Begin Extracted data
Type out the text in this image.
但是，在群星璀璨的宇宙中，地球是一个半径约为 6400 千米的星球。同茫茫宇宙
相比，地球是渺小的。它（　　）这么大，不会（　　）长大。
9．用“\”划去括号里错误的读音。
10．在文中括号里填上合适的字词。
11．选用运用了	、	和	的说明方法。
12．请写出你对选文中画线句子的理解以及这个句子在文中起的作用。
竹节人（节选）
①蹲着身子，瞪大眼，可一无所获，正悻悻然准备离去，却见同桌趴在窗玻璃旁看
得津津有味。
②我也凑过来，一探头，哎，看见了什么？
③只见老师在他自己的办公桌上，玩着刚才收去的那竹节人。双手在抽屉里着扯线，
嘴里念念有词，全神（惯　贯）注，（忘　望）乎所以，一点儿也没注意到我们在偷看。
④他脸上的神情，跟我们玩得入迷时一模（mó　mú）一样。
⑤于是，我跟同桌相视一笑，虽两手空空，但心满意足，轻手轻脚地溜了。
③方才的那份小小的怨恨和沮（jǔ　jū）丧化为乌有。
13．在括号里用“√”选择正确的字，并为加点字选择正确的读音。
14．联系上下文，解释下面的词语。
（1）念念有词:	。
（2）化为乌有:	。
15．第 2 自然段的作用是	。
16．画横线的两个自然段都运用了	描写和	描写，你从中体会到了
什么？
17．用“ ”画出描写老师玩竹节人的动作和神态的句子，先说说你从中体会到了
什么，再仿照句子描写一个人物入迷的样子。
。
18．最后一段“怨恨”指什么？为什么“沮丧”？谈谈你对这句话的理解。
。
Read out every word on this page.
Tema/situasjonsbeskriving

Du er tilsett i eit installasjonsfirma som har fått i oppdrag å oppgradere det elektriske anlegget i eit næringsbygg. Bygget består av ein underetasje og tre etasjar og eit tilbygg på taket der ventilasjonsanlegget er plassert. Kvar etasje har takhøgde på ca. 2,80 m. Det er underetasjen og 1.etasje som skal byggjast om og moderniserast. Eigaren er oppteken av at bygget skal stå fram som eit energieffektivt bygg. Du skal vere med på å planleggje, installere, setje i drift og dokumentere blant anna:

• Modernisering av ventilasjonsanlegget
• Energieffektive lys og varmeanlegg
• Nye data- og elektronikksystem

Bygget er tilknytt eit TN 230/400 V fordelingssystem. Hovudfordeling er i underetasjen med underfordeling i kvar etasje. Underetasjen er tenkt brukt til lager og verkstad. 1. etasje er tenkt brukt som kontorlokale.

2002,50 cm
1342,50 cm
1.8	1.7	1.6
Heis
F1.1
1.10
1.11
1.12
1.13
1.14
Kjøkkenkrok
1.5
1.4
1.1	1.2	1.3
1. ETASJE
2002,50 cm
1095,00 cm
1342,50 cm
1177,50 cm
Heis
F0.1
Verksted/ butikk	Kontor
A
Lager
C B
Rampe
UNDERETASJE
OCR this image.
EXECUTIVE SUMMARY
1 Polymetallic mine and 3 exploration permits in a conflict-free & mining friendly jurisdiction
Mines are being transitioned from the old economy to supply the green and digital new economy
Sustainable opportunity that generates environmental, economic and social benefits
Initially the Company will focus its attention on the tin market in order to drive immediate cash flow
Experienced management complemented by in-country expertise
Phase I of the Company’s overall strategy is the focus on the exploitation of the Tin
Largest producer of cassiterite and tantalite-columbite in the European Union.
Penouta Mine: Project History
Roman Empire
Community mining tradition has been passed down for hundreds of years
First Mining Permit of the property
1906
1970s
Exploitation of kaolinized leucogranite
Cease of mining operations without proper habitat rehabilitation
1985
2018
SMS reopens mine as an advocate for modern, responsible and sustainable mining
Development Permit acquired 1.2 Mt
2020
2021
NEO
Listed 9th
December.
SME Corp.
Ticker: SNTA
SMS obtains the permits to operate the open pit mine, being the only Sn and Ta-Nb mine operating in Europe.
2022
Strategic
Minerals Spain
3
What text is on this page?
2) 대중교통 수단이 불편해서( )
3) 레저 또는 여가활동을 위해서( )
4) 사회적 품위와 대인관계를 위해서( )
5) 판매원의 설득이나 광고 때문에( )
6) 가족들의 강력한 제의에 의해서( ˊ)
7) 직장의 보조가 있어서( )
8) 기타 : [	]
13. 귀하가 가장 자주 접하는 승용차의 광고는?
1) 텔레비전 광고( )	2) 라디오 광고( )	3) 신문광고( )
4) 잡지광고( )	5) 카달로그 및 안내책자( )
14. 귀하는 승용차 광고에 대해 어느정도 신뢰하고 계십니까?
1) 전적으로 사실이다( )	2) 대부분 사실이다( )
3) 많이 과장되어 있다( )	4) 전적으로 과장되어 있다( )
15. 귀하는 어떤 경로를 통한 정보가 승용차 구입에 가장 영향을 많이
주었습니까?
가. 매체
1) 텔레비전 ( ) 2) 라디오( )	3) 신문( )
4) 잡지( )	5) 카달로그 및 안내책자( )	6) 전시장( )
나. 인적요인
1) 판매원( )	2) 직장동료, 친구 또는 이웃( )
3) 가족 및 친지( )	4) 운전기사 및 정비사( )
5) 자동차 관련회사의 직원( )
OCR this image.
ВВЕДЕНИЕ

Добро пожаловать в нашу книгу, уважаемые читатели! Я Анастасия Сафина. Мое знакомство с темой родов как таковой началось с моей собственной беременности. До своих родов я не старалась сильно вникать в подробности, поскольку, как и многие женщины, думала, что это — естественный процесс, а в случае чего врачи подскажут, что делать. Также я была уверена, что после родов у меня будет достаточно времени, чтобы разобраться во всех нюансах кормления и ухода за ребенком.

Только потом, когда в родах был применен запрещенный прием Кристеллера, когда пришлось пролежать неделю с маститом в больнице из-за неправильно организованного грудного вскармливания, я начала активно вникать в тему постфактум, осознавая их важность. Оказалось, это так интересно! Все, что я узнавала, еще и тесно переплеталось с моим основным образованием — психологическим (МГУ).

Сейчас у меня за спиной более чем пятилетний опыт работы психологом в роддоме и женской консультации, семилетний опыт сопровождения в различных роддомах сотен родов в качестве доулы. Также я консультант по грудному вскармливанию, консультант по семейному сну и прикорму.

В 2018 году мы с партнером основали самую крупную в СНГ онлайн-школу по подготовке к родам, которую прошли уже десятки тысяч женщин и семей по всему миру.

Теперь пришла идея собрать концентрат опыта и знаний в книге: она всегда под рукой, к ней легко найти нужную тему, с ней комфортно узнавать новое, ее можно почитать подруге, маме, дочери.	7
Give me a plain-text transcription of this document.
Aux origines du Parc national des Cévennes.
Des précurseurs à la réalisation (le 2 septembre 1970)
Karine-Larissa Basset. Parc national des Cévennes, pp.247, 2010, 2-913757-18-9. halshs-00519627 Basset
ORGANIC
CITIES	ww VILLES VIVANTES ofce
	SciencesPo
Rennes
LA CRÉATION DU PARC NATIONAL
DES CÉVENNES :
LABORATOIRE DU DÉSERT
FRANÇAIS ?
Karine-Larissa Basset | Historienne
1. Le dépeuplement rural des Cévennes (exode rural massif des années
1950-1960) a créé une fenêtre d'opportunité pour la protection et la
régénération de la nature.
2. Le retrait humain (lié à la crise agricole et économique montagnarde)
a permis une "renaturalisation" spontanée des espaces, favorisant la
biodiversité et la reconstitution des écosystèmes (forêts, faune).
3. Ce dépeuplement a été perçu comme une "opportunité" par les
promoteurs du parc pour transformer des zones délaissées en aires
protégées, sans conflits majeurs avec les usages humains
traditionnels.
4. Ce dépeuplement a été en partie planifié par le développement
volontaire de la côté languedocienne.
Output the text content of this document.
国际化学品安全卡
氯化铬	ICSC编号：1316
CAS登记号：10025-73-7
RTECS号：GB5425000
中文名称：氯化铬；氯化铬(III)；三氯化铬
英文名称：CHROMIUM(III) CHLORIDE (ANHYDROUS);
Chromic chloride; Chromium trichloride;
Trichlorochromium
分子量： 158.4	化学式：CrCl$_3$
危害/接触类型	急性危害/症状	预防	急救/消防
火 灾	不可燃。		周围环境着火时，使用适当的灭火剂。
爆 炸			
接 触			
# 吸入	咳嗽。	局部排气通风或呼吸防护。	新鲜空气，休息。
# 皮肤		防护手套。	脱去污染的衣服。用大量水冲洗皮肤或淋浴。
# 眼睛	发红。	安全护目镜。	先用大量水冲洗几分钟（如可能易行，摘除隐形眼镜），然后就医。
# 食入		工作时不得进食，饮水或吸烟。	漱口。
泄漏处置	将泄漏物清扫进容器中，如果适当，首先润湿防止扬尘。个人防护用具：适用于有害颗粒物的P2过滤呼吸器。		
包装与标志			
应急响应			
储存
End Extracted data
Everything from the line containing "Output the text content of this document." through the final line of the listing, inclusive, must be reproduced exactly; leave out the rest.

Output the text content of this document.
国际化学品安全卡
氯化铬	ICSC编号：1316
CAS登记号：10025-73-7
RTECS号：GB5425000
中文名称：氯化铬；氯化铬(III)；三氯化铬
英文名称：CHROMIUM(III) CHLORIDE (ANHYDROUS);
Chromic chloride; Chromium trichloride;
Trichlorochromium
分子量： 158.4	化学式：CrCl$_3$
危害/接触类型	急性危害/症状	预防	急救/消防
火 灾	不可燃。		周围环境着火时，使用适当的灭火剂。
爆 炸			
接 触			
# 吸入	咳嗽。	局部排气通风或呼吸防护。	新鲜空气，休息。
# 皮肤		防护手套。	脱去污染的衣服。用大量水冲洗皮肤或淋浴。
# 眼睛	发红。	安全护目镜。	先用大量水冲洗几分钟（如可能易行，摘除隐形眼镜），然后就医。
# 食入		工作时不得进食，饮水或吸烟。	漱口。
泄漏处置	将泄漏物清扫进容器中，如果适当，首先润湿防止扬尘。个人防护用具：适用于有害颗粒物的P2过滤呼吸器。		
包装与标志			
应急响应			
储存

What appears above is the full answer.